*Exercise task*
Read the records below and copy each line that contains "cada".

*Task data*
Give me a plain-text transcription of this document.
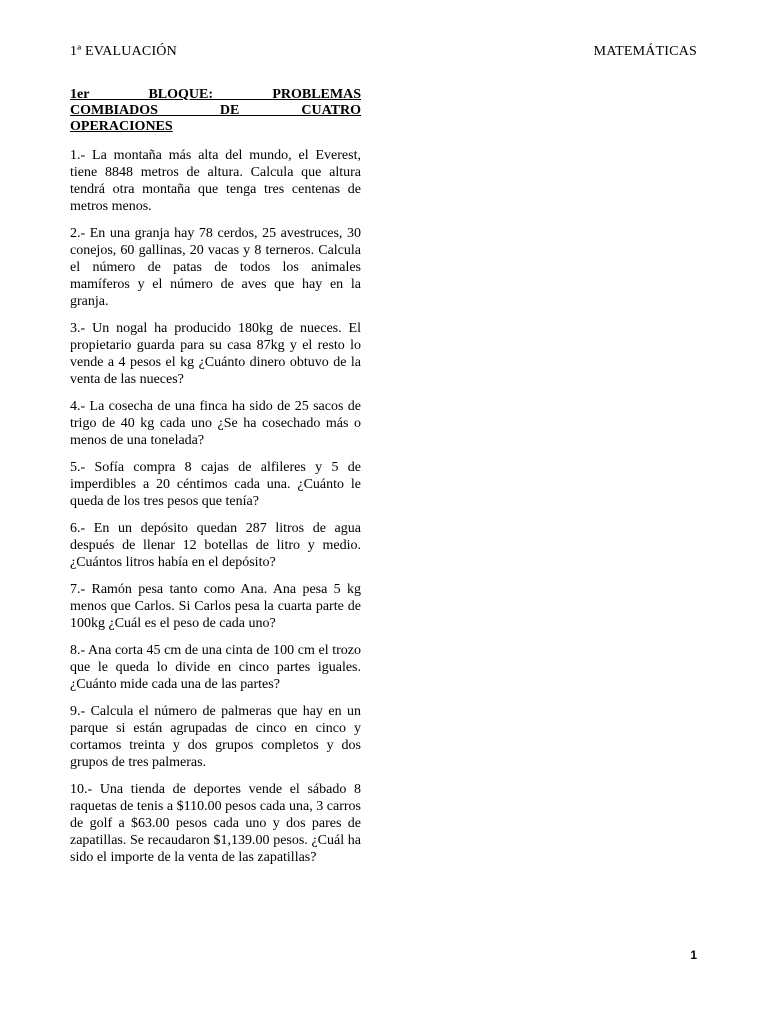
1ª EVALUACIÓN	MATEMÁTICAS
1er BLOQUE: PROBLEMAS
COMBIADOS DE CUATRO
OPERACIONES

1.- La montaña más alta del mundo, el Everest, tiene 8848 metros de altura. Calcula que altura tendrá otra montaña que tenga tres centenas de metros menos.

2.- En una granja hay 78 cerdos, 25 avestruces, 30 conejos, 60 gallinas, 20 vacas y 8 terneros. Calcula el número de patas de todos los animales mamíferos y el número de aves que hay en la granja.

3.- Un nogal ha producido 180kg de nueces. El propietario guarda para su casa 87kg y el resto lo vende a 4 pesos el kg ¿Cuánto dinero obtuvo de la venta de las nueces?

4.- La cosecha de una finca ha sido de 25 sacos de trigo de 40 kg cada uno ¿Se ha cosechado más o menos de una tonelada?

5.- Sofía compra 8 cajas de alfileres y 5 de imperdibles a 20 céntimos cada una. ¿Cuánto le queda de los tres pesos que tenía?

6.- En un depósito quedan 287 litros de agua después de llenar 12 botellas de litro y medio. ¿Cuántos litros había en el depósito?

7.- Ramón pesa tanto como Ana. Ana pesa 5 kg menos que Carlos. Si Carlos pesa la cuarta parte de 100kg ¿Cuál es el peso de cada uno?

8.- Ana corta 45 cm de una cinta de 100 cm el trozo que le queda lo divide en cinco partes iguales. ¿Cuánto mide cada una de las partes?

9.- Calcula el número de palmeras que hay en un parque si están agrupadas de cinco en cinco y cortamos treinta y dos grupos completos y dos grupos de tres palmeras.

10.- Una tienda de deportes vende el sábado 8 raquetas de tenis a $110.00 pesos cada una, 3 carros de golf a $63.00 pesos cada uno y dos pares de zapatillas. Se recaudaron $1,139.00 pesos. ¿Cuál ha sido el importe de la venta de las zapatillas?

1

*Solution*
4.- La cosecha de una finca ha sido de 25 sacos de trigo de 40 kg cada uno ¿Se ha cosechado más o menos de una tonelada?
5.- Sofía compra 8 cajas de alfileres y 5 de imperdibles a 20 céntimos cada una. ¿Cuánto le queda de los tres pesos que tenía?
7.- Ramón pesa tanto como Ana. Ana pesa 5 kg menos que Carlos. Si Carlos pesa la cuarta parte de 100kg ¿Cuál es el peso de cada uno?
8.- Ana corta 45 cm de una cinta de 100 cm el trozo que le queda lo divide en cinco partes iguales. ¿Cuánto mide cada una de las partes?
10.- Una tienda de deportes vende el sábado 8 raquetas de tenis a $110.00 pesos cada una, 3 carros de golf a $63.00 pesos cada uno y dos pares de zapatillas. Se recaudaron $1,139.00 pesos. ¿Cuál ha sido el importe de la venta de las zapatillas?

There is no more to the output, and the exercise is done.